--- START Information shown ---

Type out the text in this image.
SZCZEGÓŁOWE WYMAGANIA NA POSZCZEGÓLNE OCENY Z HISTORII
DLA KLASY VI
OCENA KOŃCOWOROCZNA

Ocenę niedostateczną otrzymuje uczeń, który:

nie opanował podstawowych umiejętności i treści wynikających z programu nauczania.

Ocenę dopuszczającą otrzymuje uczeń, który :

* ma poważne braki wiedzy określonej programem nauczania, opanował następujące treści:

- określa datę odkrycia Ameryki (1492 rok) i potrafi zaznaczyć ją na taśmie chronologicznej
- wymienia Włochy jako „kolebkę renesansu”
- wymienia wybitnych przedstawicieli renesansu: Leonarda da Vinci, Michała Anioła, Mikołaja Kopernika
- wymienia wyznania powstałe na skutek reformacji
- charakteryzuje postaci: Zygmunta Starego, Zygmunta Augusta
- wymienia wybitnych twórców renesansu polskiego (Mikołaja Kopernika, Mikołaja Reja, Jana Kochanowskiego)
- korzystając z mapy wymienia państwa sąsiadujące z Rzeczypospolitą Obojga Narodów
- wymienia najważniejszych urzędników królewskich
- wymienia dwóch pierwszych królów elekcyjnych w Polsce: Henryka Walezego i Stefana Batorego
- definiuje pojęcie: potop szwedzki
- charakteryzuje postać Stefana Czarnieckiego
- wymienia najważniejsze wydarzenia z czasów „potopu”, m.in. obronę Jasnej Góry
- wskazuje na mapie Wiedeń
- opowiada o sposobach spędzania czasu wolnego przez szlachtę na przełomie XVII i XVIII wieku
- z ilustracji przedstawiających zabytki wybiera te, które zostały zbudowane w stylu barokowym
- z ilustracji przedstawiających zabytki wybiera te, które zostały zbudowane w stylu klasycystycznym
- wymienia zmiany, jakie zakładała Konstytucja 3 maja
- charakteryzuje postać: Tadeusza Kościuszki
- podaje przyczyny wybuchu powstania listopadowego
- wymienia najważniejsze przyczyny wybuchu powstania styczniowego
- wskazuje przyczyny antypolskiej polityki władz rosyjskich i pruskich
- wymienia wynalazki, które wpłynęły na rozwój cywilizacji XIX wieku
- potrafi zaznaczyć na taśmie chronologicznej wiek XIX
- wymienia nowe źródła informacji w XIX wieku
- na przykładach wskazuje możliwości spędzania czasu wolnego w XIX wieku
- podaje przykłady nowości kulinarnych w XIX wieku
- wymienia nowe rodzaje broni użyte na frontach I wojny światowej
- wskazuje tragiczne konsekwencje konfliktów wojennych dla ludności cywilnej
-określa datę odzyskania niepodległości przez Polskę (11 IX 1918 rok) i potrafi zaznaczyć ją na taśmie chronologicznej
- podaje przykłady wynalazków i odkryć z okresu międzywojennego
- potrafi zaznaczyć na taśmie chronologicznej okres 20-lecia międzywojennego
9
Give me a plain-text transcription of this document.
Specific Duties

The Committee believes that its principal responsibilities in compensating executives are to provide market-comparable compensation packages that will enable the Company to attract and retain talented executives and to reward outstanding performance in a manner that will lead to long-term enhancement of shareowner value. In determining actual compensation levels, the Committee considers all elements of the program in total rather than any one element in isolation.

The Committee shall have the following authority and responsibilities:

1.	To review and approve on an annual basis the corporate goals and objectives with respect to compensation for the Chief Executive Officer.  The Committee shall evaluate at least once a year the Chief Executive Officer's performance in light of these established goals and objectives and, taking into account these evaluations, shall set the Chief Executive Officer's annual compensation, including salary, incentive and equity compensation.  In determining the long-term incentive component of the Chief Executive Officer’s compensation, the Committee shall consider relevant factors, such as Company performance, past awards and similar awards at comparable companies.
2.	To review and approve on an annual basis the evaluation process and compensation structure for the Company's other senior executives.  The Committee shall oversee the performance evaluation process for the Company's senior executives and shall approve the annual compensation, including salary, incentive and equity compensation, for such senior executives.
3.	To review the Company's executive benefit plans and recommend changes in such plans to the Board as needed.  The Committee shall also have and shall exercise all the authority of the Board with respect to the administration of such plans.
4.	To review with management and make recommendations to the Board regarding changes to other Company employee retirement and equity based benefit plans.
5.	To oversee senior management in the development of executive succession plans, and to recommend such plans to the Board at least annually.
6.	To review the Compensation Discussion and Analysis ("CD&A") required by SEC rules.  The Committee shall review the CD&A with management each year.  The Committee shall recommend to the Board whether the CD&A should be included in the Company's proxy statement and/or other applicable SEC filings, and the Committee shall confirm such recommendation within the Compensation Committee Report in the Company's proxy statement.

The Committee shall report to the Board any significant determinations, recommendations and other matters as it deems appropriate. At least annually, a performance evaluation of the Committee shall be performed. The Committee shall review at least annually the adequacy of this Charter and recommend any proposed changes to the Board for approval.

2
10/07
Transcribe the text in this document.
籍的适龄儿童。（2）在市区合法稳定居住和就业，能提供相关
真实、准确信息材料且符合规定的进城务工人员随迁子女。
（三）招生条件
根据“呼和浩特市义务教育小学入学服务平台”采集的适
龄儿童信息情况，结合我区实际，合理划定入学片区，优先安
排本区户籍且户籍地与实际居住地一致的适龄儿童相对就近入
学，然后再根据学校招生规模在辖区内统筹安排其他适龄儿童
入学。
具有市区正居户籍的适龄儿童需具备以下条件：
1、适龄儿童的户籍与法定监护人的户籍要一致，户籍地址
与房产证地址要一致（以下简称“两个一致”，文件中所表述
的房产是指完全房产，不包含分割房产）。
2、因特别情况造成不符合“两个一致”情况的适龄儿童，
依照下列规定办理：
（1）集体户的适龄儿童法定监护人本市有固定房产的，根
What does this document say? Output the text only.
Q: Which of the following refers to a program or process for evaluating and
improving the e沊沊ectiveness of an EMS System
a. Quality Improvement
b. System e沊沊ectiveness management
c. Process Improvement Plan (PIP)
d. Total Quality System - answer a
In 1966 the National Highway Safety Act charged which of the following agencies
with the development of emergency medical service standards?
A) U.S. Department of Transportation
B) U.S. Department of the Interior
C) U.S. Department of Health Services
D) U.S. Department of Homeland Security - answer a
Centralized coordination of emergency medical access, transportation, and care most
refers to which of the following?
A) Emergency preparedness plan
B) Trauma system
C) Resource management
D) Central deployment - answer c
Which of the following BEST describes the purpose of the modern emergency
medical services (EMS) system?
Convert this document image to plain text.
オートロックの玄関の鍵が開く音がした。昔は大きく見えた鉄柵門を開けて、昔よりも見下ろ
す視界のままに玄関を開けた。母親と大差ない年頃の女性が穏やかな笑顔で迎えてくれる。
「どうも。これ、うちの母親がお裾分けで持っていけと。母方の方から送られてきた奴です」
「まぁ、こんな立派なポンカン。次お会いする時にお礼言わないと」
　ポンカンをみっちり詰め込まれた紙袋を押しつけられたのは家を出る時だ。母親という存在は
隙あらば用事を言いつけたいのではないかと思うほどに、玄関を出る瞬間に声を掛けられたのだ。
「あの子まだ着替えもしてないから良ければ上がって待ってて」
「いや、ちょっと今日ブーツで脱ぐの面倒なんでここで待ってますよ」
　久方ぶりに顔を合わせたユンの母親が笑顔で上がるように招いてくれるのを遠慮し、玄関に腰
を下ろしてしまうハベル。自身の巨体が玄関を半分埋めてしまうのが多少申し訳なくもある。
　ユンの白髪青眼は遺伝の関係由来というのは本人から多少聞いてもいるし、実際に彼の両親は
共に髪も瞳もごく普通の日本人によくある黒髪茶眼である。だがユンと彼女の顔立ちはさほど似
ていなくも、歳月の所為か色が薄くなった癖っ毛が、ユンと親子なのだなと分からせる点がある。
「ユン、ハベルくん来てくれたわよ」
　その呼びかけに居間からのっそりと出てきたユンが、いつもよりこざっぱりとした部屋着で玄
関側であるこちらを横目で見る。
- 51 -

--- END Information shown ---

→ What the exercise asks: What is the number of lines in this material that hold the string "have"? Answer with that number only.

→ Task response: 2